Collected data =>
-- start --
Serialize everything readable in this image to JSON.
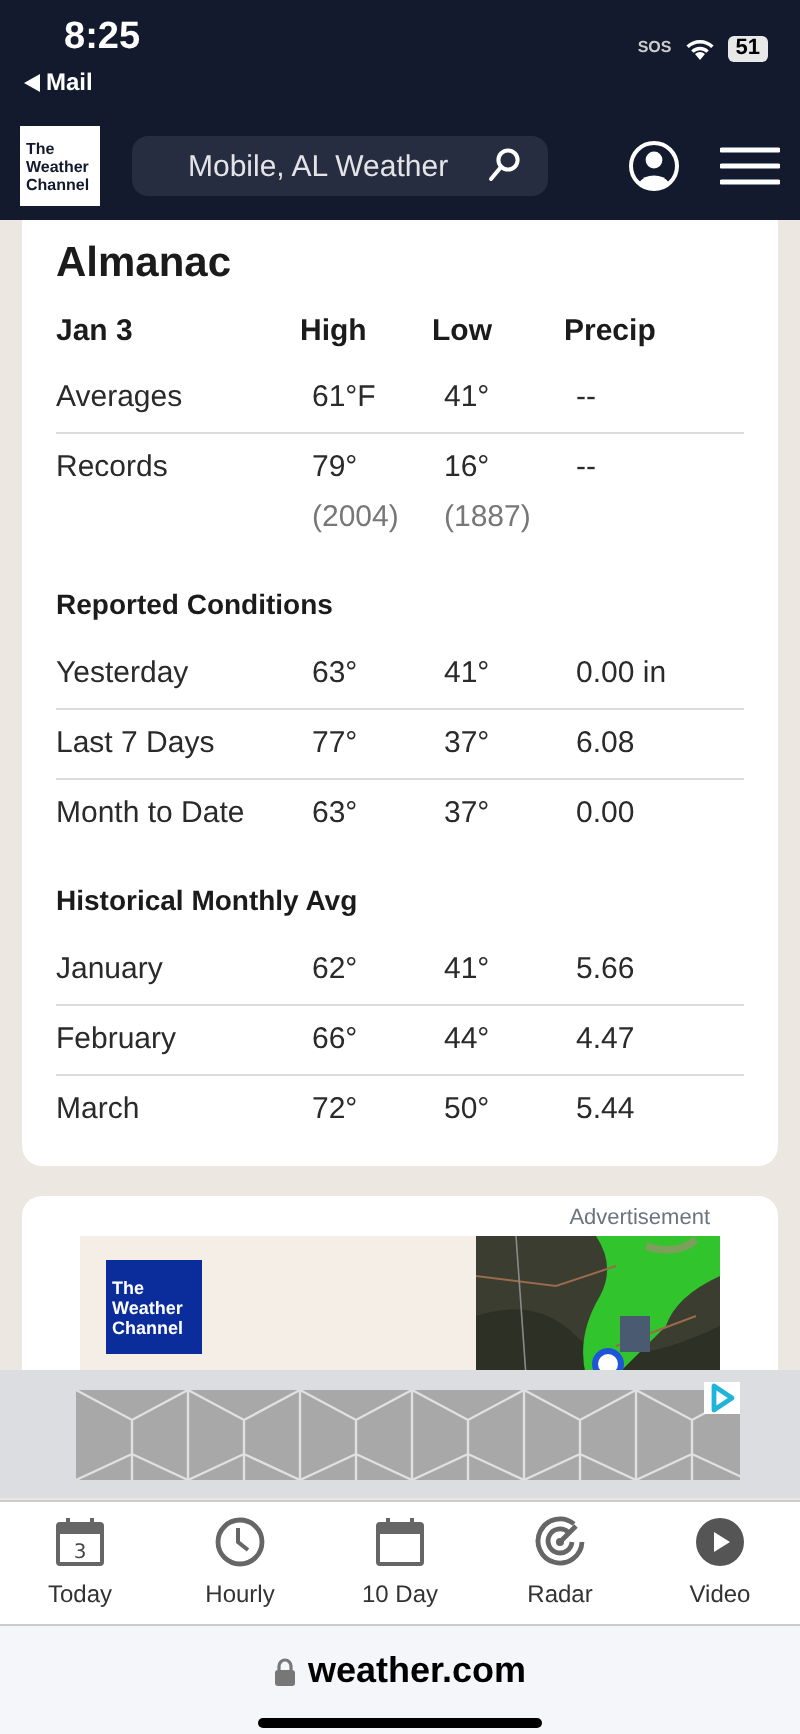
{
  "status_bar": {
    "time": "8:25",
    "back_label": "Mail",
    "sos": "SOS",
    "battery": "51"
  },
  "header": {
    "logo_lines": [
      "The",
      "Weather",
      "Channel"
    ],
    "search_value": "Mobile, AL Weather"
  },
  "almanac": {
    "title": "Almanac",
    "columns": [
      "Jan 3",
      "High",
      "Low",
      "Precip"
    ],
    "rows": [
      {
        "label": "Averages",
        "high": "61°F",
        "low": "41°",
        "precip": "--"
      },
      {
        "label": "Records",
        "high": "79°",
        "low": "16°",
        "precip": "--",
        "high_note": "(2004)",
        "low_note": "(1887)"
      }
    ],
    "sections": [
      {
        "heading": "Reported Conditions",
        "rows": [
          {
            "label": "Yesterday",
            "high": "63°",
            "low": "41°",
            "precip": "0.00 in"
          },
          {
            "label": "Last 7 Days",
            "high": "77°",
            "low": "37°",
            "precip": "6.08"
          },
          {
            "label": "Month to Date",
            "high": "63°",
            "low": "37°",
            "precip": "0.00"
          }
        ]
      },
      {
        "heading": "Historical Monthly Avg",
        "rows": [
          {
            "label": "January",
            "high": "62°",
            "low": "41°",
            "precip": "5.66"
          },
          {
            "label": "February",
            "high": "66°",
            "low": "44°",
            "precip": "4.47"
          },
          {
            "label": "March",
            "high": "72°",
            "low": "50°",
            "precip": "5.44"
          }
        ]
      }
    ]
  },
  "ad": {
    "label": "Advertisement",
    "logo_lines": [
      "The",
      "Weather",
      "Channel"
    ],
    "map": {
      "kind": "picture"
    }
  },
  "nav": [
    {
      "label": "Today",
      "icon_text": "3"
    },
    {
      "label": "Hourly"
    },
    {
      "label": "10 Day"
    },
    {
      "label": "Radar"
    },
    {
      "label": "Video"
    }
  ],
  "url_bar": {
    "url": "weather.com"
  }
}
-- end --
WHAT YOU HAVE TO DO => Extract every line that has the string "heading" in it.

IN RESPONSE =>
        "heading": "Reported Conditions",
        "heading": "Historical Monthly Avg",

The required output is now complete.